▶ _Exercise_
Where a line contains the word "badge", copy that line in full.

▶ _Provided records_
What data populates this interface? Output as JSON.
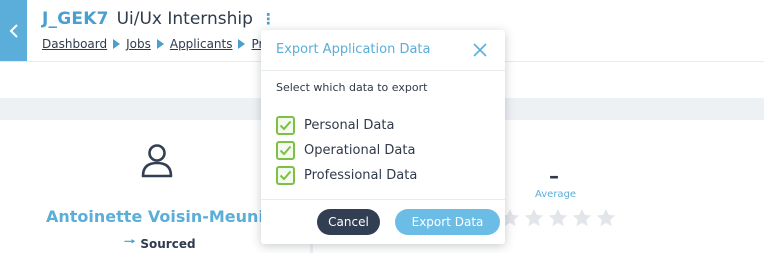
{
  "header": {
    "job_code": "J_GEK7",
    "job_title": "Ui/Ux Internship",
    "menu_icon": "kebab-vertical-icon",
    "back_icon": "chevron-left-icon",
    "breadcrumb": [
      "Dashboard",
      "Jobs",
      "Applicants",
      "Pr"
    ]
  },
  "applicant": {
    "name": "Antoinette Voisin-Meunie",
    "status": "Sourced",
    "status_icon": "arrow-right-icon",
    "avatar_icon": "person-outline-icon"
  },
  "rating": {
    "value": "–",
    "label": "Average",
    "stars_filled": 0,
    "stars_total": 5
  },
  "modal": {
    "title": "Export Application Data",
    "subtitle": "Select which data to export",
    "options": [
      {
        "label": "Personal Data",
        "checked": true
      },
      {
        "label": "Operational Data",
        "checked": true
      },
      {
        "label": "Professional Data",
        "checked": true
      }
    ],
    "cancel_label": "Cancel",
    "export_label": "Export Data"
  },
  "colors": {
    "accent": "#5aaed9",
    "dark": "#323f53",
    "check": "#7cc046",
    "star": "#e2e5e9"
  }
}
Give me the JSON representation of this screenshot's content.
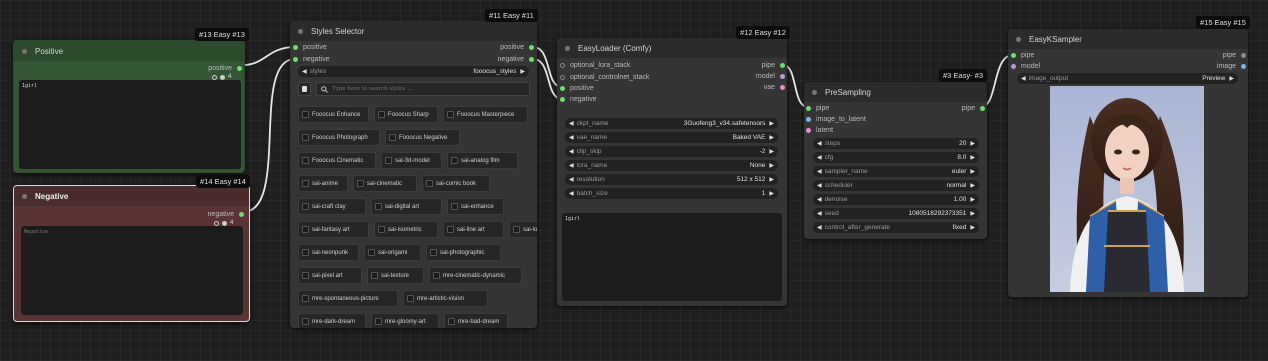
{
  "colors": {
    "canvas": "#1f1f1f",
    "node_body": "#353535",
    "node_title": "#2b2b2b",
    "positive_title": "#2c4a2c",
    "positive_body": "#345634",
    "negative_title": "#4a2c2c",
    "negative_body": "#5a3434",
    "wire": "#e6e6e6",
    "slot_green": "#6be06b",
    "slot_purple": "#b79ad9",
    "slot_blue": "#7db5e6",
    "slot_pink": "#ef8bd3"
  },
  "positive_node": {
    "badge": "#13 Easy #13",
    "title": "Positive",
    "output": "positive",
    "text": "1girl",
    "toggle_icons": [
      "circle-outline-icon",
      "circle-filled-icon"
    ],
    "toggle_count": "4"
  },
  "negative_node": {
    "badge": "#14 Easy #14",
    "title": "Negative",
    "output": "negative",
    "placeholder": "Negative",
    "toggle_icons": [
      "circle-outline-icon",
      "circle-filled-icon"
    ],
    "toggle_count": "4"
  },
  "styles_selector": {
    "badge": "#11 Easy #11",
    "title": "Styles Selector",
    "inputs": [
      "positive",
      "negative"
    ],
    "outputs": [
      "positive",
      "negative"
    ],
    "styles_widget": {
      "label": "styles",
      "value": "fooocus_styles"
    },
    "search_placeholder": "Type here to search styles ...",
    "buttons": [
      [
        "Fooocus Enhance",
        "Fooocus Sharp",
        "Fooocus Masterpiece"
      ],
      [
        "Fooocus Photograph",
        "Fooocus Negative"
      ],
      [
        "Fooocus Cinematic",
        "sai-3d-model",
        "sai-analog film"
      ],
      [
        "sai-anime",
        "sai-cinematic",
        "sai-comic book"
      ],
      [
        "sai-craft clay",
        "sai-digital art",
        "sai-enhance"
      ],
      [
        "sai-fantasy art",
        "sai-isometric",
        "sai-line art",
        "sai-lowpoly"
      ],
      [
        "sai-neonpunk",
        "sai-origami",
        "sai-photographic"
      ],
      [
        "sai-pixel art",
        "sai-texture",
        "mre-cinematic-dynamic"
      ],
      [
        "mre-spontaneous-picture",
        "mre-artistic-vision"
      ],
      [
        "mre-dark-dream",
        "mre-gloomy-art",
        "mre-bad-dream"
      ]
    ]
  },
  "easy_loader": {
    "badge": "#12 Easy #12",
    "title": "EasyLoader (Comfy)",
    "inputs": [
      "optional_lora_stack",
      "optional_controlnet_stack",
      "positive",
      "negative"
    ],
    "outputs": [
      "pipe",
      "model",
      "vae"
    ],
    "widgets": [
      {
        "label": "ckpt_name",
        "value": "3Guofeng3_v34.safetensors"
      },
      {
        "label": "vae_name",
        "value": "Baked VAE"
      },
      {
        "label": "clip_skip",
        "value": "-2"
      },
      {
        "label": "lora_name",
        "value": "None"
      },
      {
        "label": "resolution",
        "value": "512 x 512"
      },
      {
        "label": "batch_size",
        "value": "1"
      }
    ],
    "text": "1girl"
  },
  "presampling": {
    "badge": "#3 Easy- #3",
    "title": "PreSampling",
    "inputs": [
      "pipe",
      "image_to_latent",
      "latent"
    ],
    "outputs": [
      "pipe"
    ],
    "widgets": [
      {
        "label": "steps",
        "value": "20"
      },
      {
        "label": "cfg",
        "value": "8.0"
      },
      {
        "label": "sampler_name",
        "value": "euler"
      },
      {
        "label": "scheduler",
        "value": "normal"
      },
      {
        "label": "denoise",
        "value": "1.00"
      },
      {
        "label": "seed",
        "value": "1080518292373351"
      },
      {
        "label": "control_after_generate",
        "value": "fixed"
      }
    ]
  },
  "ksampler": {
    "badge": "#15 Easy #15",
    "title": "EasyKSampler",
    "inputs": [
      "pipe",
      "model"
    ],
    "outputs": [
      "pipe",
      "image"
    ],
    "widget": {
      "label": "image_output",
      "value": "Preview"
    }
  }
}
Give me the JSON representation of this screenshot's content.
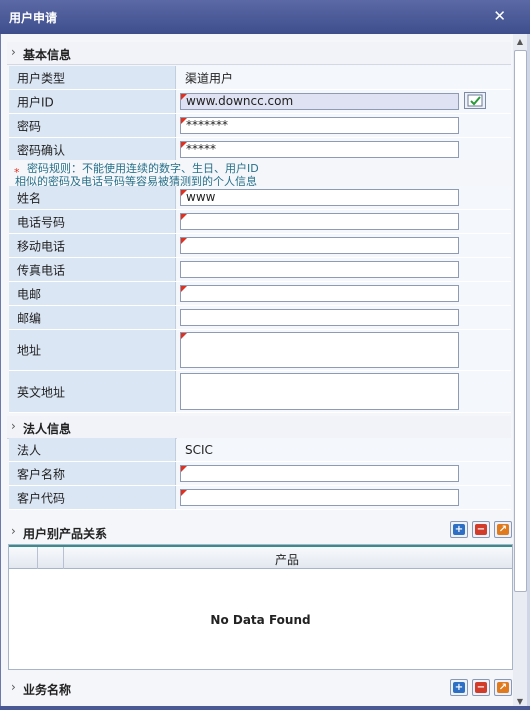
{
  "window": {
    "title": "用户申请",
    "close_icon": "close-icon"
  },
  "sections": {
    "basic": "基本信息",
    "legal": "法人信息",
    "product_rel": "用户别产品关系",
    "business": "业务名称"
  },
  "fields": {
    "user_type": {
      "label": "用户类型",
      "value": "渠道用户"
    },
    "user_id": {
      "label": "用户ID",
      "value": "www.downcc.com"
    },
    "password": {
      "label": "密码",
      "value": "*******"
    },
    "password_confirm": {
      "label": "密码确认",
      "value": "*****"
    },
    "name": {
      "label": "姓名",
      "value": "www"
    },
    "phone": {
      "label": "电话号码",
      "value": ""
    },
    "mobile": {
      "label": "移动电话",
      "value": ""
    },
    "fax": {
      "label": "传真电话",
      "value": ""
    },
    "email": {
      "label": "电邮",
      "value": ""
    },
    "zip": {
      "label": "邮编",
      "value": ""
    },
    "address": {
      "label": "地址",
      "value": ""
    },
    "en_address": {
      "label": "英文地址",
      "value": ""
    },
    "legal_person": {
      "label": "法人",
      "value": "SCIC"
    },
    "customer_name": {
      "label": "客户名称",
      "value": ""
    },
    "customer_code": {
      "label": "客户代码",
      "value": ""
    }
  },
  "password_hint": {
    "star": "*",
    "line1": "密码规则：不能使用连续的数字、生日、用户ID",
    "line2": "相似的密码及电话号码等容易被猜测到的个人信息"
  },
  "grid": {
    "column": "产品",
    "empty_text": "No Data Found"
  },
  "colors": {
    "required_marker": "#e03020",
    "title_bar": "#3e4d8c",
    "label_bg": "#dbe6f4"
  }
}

...

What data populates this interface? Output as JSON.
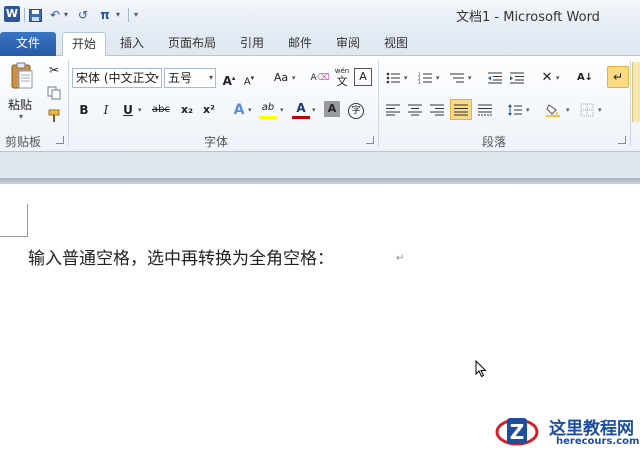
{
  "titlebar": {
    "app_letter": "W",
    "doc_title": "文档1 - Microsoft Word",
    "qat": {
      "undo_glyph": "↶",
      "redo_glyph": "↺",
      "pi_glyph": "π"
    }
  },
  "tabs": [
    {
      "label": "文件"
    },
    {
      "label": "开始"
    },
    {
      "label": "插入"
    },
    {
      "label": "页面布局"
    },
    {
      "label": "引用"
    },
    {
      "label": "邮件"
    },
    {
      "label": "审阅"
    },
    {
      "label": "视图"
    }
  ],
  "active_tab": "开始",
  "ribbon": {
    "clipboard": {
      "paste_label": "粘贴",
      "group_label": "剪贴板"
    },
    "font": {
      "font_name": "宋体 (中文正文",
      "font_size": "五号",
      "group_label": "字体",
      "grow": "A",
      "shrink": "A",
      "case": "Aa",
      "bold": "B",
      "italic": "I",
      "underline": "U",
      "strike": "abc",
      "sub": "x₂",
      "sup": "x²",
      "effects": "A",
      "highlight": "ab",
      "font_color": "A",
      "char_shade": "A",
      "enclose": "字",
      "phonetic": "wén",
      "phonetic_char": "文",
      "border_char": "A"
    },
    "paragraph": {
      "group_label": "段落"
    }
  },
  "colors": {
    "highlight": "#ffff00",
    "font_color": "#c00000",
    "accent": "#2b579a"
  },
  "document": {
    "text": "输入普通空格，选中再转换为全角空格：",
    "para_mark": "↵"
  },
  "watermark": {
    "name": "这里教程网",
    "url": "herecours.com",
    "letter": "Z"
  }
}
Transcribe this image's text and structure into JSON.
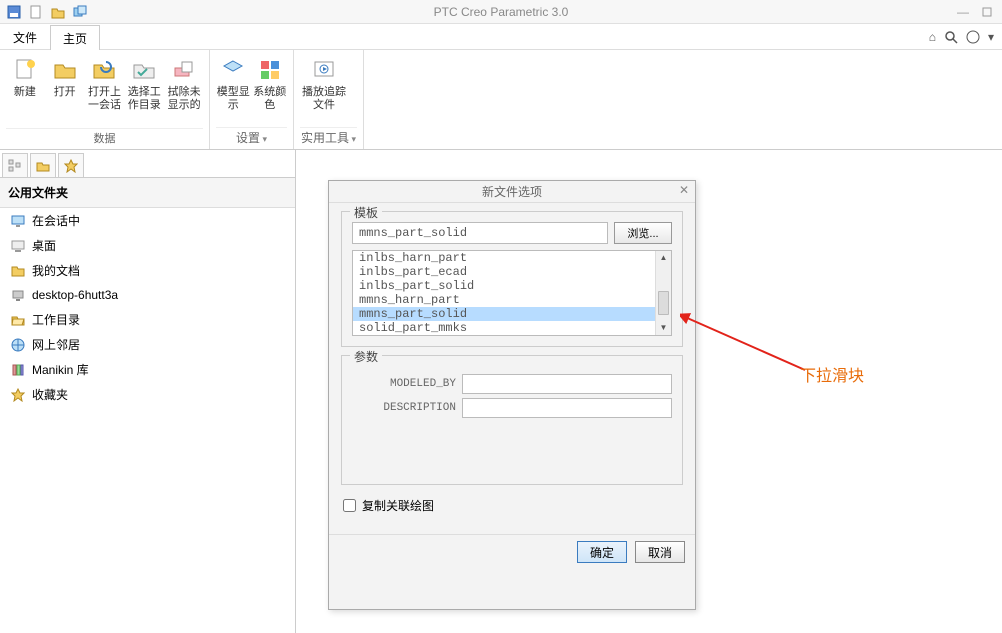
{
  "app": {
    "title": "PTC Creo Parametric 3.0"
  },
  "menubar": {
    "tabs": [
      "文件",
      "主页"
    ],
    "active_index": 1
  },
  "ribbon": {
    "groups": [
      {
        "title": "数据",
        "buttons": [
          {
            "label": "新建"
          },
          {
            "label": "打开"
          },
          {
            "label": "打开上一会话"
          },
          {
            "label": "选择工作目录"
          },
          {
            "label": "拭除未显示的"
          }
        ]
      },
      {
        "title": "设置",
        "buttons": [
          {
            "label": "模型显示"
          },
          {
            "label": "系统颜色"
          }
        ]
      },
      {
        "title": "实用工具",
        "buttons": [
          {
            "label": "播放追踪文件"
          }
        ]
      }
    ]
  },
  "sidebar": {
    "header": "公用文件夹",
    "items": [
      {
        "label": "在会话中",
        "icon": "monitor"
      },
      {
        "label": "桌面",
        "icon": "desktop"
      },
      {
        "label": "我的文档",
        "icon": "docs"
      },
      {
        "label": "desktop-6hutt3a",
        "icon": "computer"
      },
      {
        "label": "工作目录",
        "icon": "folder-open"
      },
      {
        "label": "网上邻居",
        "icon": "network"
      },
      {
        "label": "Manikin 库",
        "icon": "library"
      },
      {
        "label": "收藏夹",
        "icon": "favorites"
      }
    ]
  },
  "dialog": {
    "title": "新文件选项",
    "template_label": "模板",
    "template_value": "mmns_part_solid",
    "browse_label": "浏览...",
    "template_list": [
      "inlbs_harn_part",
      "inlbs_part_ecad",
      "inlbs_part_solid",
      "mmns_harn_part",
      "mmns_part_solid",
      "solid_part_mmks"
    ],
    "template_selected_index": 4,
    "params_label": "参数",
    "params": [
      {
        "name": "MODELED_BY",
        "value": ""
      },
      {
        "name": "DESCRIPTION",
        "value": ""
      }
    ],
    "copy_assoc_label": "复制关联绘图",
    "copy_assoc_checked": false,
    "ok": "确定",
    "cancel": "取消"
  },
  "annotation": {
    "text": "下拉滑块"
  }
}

--

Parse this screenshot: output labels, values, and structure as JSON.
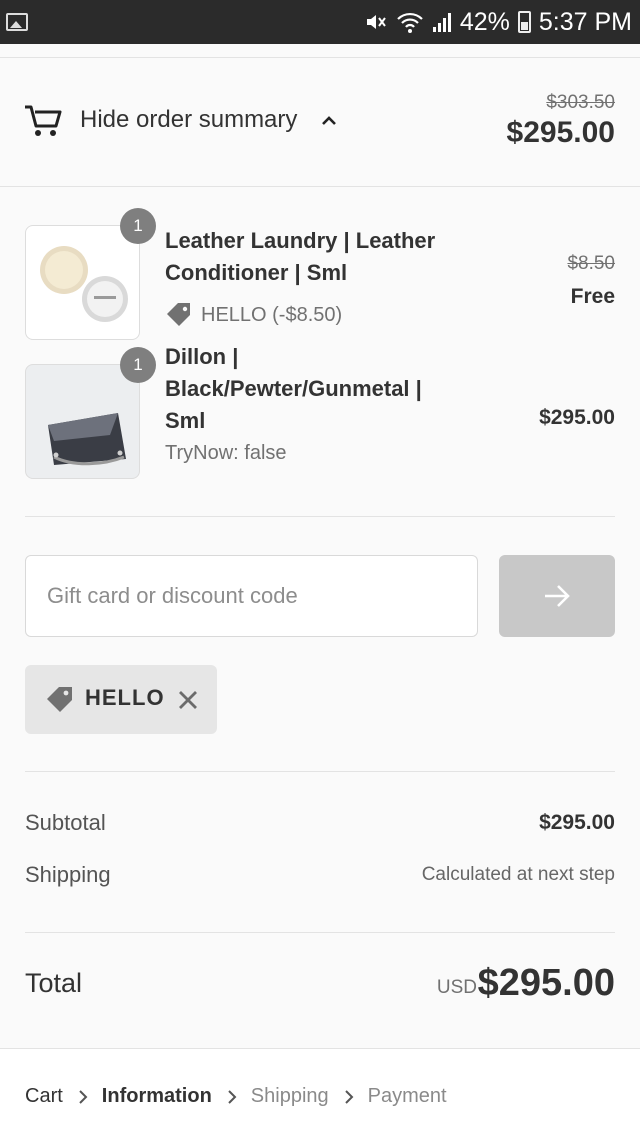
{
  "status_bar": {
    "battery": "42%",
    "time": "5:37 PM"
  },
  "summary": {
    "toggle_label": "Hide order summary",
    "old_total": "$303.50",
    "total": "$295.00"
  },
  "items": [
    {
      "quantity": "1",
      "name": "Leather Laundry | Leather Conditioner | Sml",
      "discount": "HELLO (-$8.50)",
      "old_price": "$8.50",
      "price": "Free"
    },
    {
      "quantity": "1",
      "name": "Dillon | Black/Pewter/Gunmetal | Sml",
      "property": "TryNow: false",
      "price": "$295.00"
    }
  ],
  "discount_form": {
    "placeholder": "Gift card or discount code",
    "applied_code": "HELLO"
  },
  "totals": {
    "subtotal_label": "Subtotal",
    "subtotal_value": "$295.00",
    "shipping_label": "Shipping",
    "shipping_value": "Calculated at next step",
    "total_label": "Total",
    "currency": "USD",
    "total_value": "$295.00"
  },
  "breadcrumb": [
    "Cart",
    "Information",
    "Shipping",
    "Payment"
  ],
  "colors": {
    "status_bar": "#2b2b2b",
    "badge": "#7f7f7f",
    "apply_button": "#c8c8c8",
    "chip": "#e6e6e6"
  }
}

▶ _Output for this task_
    "badge": "#13 Easy #13",
    "badge": "#14 Easy #14",
    "badge": "#11 Easy #11",
    "badge": "#12 Easy #12",
    "badge": "#3 Easy- #3",
    "badge": "#15 Easy #15",
    "badge": "#7f7f7f",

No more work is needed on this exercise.